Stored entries
#####

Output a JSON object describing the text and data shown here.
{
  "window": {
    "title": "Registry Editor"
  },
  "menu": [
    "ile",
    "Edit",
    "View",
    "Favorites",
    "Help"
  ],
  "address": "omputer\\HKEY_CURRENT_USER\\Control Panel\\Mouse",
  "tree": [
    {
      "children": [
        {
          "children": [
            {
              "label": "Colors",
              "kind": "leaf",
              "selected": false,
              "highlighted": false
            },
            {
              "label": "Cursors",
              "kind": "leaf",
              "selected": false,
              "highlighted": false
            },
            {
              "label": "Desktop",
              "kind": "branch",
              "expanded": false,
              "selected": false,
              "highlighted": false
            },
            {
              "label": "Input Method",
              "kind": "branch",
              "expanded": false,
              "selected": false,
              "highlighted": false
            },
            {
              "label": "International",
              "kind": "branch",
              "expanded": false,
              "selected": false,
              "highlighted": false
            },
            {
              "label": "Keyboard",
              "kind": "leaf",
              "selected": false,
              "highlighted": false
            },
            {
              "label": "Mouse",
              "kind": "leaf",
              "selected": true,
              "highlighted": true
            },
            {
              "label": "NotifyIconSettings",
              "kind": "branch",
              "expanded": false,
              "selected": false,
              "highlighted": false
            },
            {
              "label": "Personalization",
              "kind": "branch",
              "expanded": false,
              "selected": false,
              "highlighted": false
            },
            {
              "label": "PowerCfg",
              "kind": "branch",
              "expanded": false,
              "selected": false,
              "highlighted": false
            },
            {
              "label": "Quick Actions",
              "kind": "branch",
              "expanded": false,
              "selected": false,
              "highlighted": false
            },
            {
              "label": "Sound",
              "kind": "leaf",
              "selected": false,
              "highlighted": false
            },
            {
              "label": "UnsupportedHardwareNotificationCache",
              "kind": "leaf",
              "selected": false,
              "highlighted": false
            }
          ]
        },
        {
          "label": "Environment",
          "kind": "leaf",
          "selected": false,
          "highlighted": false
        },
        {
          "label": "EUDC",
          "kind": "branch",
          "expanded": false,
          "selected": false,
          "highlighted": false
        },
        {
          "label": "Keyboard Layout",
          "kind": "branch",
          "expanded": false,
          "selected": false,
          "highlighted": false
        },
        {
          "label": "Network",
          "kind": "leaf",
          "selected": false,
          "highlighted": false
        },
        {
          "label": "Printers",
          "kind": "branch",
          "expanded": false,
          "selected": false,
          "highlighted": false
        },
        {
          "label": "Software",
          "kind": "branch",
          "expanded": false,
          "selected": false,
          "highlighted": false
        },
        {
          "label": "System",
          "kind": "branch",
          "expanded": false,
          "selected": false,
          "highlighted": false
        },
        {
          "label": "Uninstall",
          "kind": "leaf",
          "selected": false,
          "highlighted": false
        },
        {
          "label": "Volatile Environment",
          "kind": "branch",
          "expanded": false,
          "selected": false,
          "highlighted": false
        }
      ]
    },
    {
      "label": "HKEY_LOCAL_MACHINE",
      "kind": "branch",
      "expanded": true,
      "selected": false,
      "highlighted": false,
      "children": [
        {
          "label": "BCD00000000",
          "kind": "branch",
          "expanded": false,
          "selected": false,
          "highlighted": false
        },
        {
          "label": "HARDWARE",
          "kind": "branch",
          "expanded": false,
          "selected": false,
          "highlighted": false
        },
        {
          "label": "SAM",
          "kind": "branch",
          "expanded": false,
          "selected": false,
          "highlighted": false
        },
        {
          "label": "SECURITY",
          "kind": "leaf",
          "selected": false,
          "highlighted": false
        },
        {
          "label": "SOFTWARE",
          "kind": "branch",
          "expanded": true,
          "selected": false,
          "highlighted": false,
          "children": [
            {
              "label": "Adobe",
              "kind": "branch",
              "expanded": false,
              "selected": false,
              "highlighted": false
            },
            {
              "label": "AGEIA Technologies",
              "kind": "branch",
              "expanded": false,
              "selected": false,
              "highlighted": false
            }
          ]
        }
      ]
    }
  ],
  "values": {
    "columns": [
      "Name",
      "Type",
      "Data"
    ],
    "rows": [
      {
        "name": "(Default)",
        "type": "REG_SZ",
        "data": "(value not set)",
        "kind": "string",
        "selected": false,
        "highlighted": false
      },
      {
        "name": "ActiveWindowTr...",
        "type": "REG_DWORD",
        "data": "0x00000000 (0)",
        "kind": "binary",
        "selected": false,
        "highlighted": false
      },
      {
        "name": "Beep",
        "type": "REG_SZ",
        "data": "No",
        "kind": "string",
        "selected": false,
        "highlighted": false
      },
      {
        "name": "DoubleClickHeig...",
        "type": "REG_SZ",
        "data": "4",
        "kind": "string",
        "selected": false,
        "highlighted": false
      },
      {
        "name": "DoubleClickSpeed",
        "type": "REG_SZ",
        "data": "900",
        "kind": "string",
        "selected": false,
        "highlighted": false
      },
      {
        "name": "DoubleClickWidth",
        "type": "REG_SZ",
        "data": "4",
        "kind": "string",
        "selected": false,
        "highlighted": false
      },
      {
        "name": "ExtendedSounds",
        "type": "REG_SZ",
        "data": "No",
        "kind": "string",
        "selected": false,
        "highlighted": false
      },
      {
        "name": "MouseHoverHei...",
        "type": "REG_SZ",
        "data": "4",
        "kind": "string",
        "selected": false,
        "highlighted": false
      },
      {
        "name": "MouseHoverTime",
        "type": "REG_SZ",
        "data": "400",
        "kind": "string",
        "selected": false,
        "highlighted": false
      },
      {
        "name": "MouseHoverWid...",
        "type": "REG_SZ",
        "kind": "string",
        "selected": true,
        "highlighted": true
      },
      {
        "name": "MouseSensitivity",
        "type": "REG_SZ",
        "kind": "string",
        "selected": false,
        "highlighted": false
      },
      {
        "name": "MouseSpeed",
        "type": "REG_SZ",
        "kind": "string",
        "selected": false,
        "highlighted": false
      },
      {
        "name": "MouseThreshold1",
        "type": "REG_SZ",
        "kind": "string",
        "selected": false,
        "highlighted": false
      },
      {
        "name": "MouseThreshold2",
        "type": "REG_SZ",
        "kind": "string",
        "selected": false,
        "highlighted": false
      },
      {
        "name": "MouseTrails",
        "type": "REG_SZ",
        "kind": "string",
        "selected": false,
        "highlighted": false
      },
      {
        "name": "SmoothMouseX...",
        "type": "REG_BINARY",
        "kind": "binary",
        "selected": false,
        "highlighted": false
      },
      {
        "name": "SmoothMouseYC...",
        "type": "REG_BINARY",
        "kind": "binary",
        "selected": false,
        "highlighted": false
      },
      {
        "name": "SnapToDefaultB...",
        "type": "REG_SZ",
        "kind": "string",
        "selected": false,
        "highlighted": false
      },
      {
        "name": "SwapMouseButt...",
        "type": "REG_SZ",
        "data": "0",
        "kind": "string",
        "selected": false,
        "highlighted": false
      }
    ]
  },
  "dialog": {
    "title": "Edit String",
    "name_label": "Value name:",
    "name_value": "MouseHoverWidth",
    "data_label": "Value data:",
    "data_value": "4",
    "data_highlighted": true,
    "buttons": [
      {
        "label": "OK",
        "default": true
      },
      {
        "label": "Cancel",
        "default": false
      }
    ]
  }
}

#####

_DIRECTIONS FOR THIS TASK:_
Copy out all of the records above with nothing altered.

_FINAL RESULT:_
Output a JSON object describing the text and data shown here.
{
  "window": {
    "title": "Registry Editor"
  },
  "menu": [
    "ile",
    "Edit",
    "View",
    "Favorites",
    "Help"
  ],
  "address": "omputer\\HKEY_CURRENT_USER\\Control Panel\\Mouse",
  "tree": [
    {
      "children": [
        {
          "children": [
            {
              "label": "Colors",
              "kind": "leaf",
              "selected": false,
              "highlighted": false
            },
            {
              "label": "Cursors",
              "kind": "leaf",
              "selected": false,
              "highlighted": false
            },
            {
              "label": "Desktop",
              "kind": "branch",
              "expanded": false,
              "selected": false,
              "highlighted": false
            },
            {
              "label": "Input Method",
              "kind": "branch",
              "expanded": false,
              "selected": false,
              "highlighted": false
            },
            {
              "label": "International",
              "kind": "branch",
              "expanded": false,
              "selected": false,
              "highlighted": false
            },
            {
              "label": "Keyboard",
              "kind": "leaf",
              "selected": false,
              "highlighted": false
            },
            {
              "label": "Mouse",
              "kind": "leaf",
              "selected": true,
              "highlighted": true
            },
            {
              "label": "NotifyIconSettings",
              "kind": "branch",
              "expanded": false,
              "selected": false,
              "highlighted": false
            },
            {
              "label": "Personalization",
              "kind": "branch",
              "expanded": false,
              "selected": false,
              "highlighted": false
            },
            {
              "label": "PowerCfg",
              "kind": "branch",
              "expanded": false,
              "selected": false,
              "highlighted": false
            },
            {
              "label": "Quick Actions",
              "kind": "branch",
              "expanded": false,
              "selected": false,
              "highlighted": false
            },
            {
              "label": "Sound",
              "kind": "leaf",
              "selected": false,
              "highlighted": false
            },
            {
              "label": "UnsupportedHardwareNotificationCache",
              "kind": "leaf",
              "selected": false,
              "highlighted": false
            }
          ]
        },
        {
          "label": "Environment",
          "kind": "leaf",
          "selected": false,
          "highlighted": false
        },
        {
          "label": "EUDC",
          "kind": "branch",
          "expanded": false,
          "selected": false,
          "highlighted": false
        },
        {
          "label": "Keyboard Layout",
          "kind": "branch",
          "expanded": false,
          "selected": false,
          "highlighted": false
        },
        {
          "label": "Network",
          "kind": "leaf",
          "selected": false,
          "highlighted": false
        },
        {
          "label": "Printers",
          "kind": "branch",
          "expanded": false,
          "selected": false,
          "highlighted": false
        },
        {
          "label": "Software",
          "kind": "branch",
          "expanded": false,
          "selected": false,
          "highlighted": false
        },
        {
          "label": "System",
          "kind": "branch",
          "expanded": false,
          "selected": false,
          "highlighted": false
        },
        {
          "label": "Uninstall",
          "kind": "leaf",
          "selected": false,
          "highlighted": false
        },
        {
          "label": "Volatile Environment",
          "kind": "branch",
          "expanded": false,
          "selected": false,
          "highlighted": false
        }
      ]
    },
    {
      "label": "HKEY_LOCAL_MACHINE",
      "kind": "branch",
      "expanded": true,
      "selected": false,
      "highlighted": false,
      "children": [
        {
          "label": "BCD00000000",
          "kind": "branch",
          "expanded": false,
          "selected": false,
          "highlighted": false
        },
        {
          "label": "HARDWARE",
          "kind": "branch",
          "expanded": false,
          "selected": false,
          "highlighted": false
        },
        {
          "label": "SAM",
          "kind": "branch",
          "expanded": false,
          "selected": false,
          "highlighted": false
        },
        {
          "label": "SECURITY",
          "kind": "leaf",
          "selected": false,
          "highlighted": false
        },
        {
          "label": "SOFTWARE",
          "kind": "branch",
          "expanded": true,
          "selected": false,
          "highlighted": false,
          "children": [
            {
              "label": "Adobe",
              "kind": "branch",
              "expanded": false,
              "selected": false,
              "highlighted": false
            },
            {
              "label": "AGEIA Technologies",
              "kind": "branch",
              "expanded": false,
              "selected": false,
              "highlighted": false
            }
          ]
        }
      ]
    }
  ],
  "values": {
    "columns": [
      "Name",
      "Type",
      "Data"
    ],
    "rows": [
      {
        "name": "(Default)",
        "type": "REG_SZ",
        "data": "(value not set)",
        "kind": "string",
        "selected": false,
        "highlighted": false
      },
      {
        "name": "ActiveWindowTr...",
        "type": "REG_DWORD",
        "data": "0x00000000 (0)",
        "kind": "binary",
        "selected": false,
        "highlighted": false
      },
      {
        "name": "Beep",
        "type": "REG_SZ",
        "data": "No",
        "kind": "string",
        "selected": false,
        "highlighted": false
      },
      {
        "name": "DoubleClickHeig...",
        "type": "REG_SZ",
        "data": "4",
        "kind": "string",
        "selected": false,
        "highlighted": false
      },
      {
        "name": "DoubleClickSpeed",
        "type": "REG_SZ",
        "data": "900",
        "kind": "string",
        "selected": false,
        "highlighted": false
      },
      {
        "name": "DoubleClickWidth",
        "type": "REG_SZ",
        "data": "4",
        "kind": "string",
        "selected": false,
        "highlighted": false
      },
      {
        "name": "ExtendedSounds",
        "type": "REG_SZ",
        "data": "No",
        "kind": "string",
        "selected": false,
        "highlighted": false
      },
      {
        "name": "MouseHoverHei...",
        "type": "REG_SZ",
        "data": "4",
        "kind": "string",
        "selected": false,
        "highlighted": false
      },
      {
        "name": "MouseHoverTime",
        "type": "REG_SZ",
        "data": "400",
        "kind": "string",
        "selected": false,
        "highlighted": false
      },
      {
        "name": "MouseHoverWid...",
        "type": "REG_SZ",
        "kind": "string",
        "selected": true,
        "highlighted": true
      },
      {
        "name": "MouseSensitivity",
        "type": "REG_SZ",
        "kind": "string",
        "selected": false,
        "highlighted": false
      },
      {
        "name": "MouseSpeed",
        "type": "REG_SZ",
        "kind": "string",
        "selected": false,
        "highlighted": false
      },
      {
        "name": "MouseThreshold1",
        "type": "REG_SZ",
        "kind": "string",
        "selected": false,
        "highlighted": false
      },
      {
        "name": "MouseThreshold2",
        "type": "REG_SZ",
        "kind": "string",
        "selected": false,
        "highlighted": false
      },
      {
        "name": "MouseTrails",
        "type": "REG_SZ",
        "kind": "string",
        "selected": false,
        "highlighted": false
      },
      {
        "name": "SmoothMouseX...",
        "type": "REG_BINARY",
        "kind": "binary",
        "selected": false,
        "highlighted": false
      },
      {
        "name": "SmoothMouseYC...",
        "type": "REG_BINARY",
        "kind": "binary",
        "selected": false,
        "highlighted": false
      },
      {
        "name": "SnapToDefaultB...",
        "type": "REG_SZ",
        "kind": "string",
        "selected": false,
        "highlighted": false
      },
      {
        "name": "SwapMouseButt...",
        "type": "REG_SZ",
        "data": "0",
        "kind": "string",
        "selected": false,
        "highlighted": false
      }
    ]
  },
  "dialog": {
    "title": "Edit String",
    "name_label": "Value name:",
    "name_value": "MouseHoverWidth",
    "data_label": "Value data:",
    "data_value": "4",
    "data_highlighted": true,
    "buttons": [
      {
        "label": "OK",
        "default": true
      },
      {
        "label": "Cancel",
        "default": false
      }
    ]
  }
}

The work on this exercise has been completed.